» **SET PROBLEM**
Look through the material below. Copy every line with the string "Banyuwangi" in it.

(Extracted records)
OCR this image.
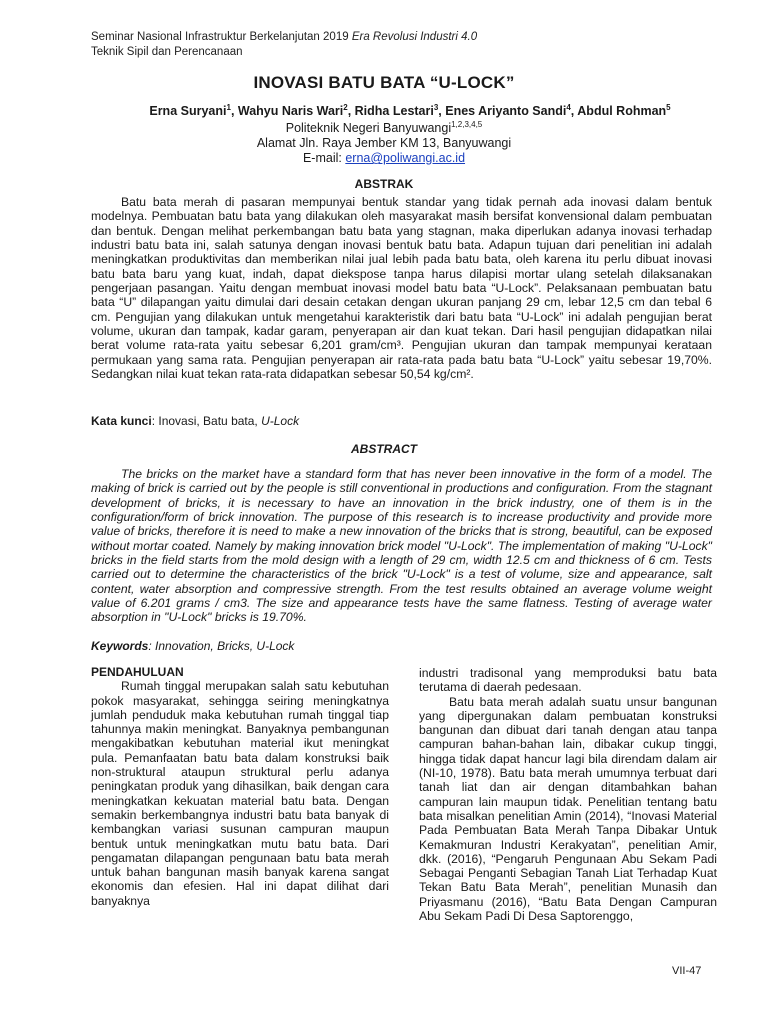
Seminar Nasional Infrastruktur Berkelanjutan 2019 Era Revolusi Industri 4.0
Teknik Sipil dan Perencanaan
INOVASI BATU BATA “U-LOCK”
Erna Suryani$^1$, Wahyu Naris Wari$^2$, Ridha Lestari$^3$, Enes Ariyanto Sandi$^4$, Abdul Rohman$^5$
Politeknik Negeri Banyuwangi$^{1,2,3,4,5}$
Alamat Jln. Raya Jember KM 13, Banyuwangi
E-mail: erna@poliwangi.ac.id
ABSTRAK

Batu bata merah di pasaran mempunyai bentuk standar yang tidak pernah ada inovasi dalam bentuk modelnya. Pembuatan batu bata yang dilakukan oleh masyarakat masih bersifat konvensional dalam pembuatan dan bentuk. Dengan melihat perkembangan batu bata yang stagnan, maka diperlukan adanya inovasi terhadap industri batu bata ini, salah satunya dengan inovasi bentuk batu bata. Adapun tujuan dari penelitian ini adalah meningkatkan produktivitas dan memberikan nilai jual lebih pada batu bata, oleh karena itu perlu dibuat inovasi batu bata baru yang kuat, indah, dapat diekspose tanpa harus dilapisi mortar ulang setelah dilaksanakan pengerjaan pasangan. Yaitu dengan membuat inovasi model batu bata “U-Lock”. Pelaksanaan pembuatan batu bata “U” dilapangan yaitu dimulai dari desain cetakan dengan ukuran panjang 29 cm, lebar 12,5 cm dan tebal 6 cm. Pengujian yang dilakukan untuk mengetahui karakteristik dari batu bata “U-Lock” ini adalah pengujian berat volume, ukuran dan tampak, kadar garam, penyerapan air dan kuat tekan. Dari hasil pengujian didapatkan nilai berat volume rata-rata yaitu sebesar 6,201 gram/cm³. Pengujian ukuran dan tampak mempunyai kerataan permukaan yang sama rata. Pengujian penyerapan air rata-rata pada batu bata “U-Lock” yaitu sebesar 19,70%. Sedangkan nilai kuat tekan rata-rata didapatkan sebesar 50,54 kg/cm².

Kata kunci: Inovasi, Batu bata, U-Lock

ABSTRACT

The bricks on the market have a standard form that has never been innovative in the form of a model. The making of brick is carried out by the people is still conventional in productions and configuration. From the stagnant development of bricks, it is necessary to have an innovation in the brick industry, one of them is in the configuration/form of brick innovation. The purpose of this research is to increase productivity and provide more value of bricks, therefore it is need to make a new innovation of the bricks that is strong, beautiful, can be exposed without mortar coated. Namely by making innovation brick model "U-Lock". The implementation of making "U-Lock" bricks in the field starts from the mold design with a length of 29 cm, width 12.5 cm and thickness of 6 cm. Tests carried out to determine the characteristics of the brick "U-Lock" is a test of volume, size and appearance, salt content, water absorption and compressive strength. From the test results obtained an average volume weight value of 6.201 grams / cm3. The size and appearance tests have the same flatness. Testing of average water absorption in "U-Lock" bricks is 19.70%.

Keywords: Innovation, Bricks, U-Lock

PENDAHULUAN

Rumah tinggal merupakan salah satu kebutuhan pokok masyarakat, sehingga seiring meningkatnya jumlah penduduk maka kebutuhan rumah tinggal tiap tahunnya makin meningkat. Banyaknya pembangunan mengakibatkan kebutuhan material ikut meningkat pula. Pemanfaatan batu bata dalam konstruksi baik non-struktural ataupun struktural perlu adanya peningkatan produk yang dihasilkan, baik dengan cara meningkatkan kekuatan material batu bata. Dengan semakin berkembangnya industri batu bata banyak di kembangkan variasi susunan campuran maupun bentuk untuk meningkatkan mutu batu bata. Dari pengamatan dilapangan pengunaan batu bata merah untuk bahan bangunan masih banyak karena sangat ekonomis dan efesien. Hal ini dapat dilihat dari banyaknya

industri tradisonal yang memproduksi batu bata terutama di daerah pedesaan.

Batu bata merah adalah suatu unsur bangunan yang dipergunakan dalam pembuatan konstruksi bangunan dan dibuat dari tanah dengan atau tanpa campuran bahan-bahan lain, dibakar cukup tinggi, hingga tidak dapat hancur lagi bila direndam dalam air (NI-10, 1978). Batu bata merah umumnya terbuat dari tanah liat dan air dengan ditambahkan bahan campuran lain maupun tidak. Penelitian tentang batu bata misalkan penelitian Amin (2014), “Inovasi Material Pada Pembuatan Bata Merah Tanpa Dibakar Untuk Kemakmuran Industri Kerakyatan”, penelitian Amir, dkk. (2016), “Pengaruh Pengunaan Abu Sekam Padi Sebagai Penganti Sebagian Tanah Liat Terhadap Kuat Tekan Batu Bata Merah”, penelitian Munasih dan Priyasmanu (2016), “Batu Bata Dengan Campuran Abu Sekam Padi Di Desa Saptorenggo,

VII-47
==
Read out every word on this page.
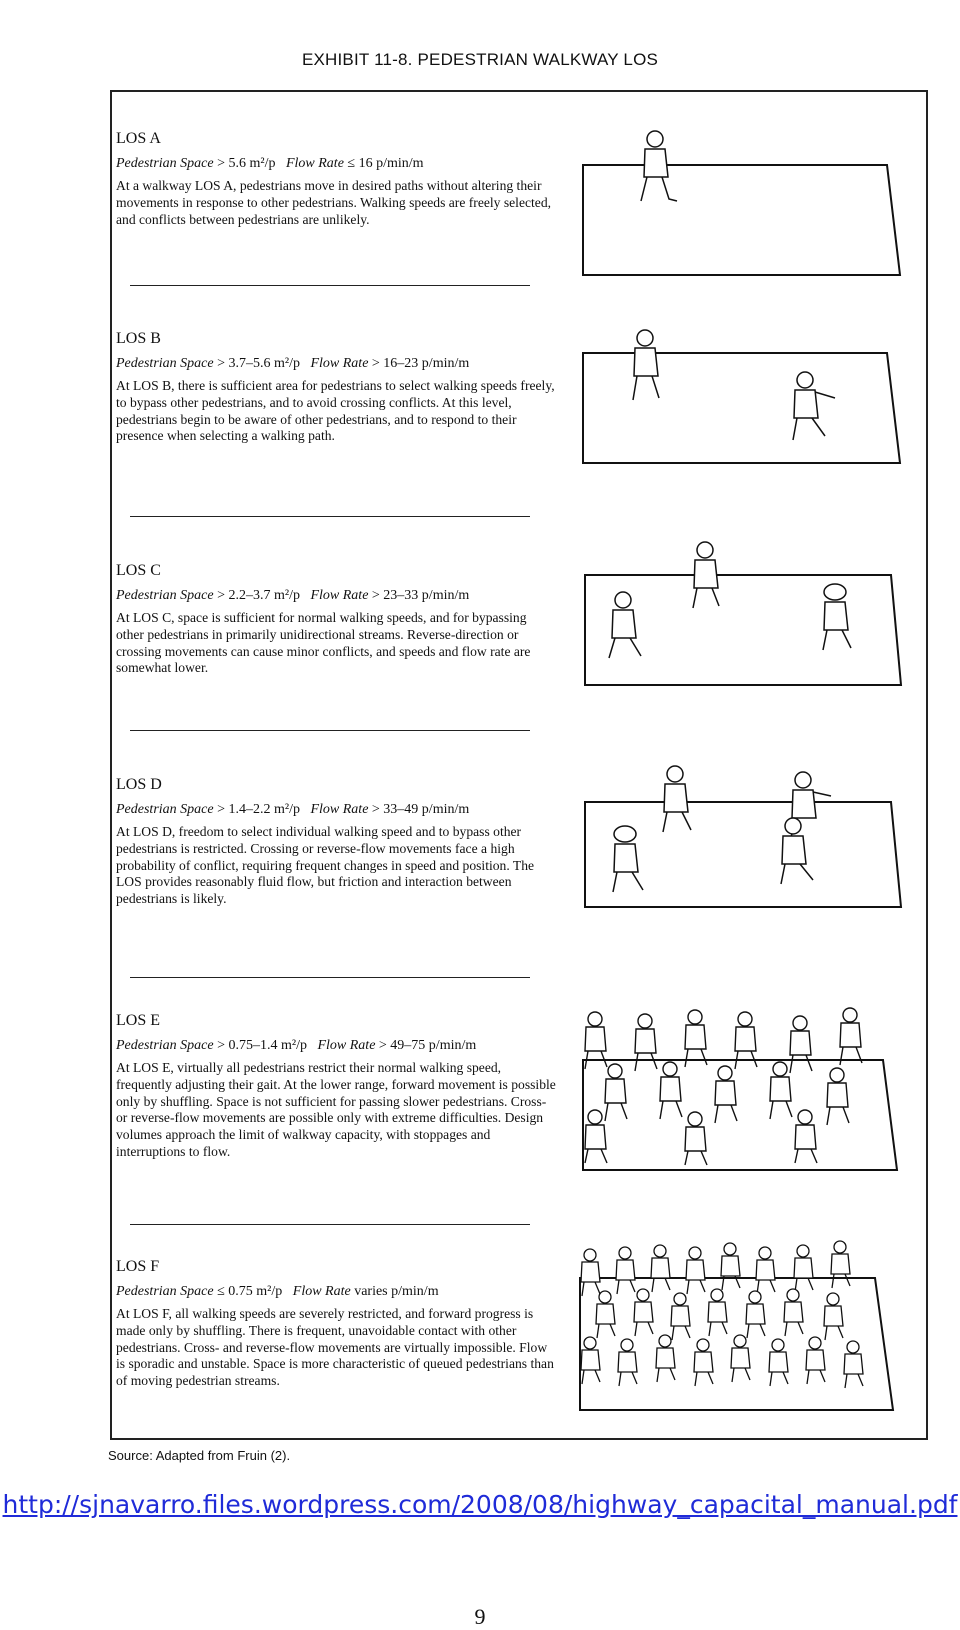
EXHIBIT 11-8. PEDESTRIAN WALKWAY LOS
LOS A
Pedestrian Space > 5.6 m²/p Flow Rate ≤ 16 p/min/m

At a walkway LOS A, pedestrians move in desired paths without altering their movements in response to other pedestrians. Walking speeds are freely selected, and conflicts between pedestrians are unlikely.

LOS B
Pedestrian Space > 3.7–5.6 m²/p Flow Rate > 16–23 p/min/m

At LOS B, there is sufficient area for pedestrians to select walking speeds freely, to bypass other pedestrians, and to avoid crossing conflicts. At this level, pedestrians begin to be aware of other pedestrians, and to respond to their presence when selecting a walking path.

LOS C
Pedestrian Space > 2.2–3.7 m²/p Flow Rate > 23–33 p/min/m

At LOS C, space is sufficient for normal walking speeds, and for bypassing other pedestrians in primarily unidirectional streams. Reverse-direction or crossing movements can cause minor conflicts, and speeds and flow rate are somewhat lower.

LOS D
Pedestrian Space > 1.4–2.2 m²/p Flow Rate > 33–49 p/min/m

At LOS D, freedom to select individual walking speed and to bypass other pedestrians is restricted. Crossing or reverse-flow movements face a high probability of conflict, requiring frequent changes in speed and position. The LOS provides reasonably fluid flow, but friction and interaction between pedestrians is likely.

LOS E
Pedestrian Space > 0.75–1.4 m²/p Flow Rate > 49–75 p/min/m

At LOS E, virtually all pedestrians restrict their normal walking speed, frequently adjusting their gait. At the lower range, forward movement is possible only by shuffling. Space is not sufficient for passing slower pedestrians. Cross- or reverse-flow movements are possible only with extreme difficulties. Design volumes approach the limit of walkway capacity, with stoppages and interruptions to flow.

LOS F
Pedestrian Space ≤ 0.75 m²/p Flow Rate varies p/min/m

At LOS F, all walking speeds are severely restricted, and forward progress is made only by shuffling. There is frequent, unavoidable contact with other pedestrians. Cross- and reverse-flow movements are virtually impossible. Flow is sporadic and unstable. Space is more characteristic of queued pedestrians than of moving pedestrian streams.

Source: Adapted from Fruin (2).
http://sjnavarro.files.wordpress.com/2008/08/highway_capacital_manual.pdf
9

» **THE REPLY**
Politeknik Negeri Banyuwangi$^{1,2,3,4,5}$
Alamat Jln. Raya Jember KM 13, Banyuwangi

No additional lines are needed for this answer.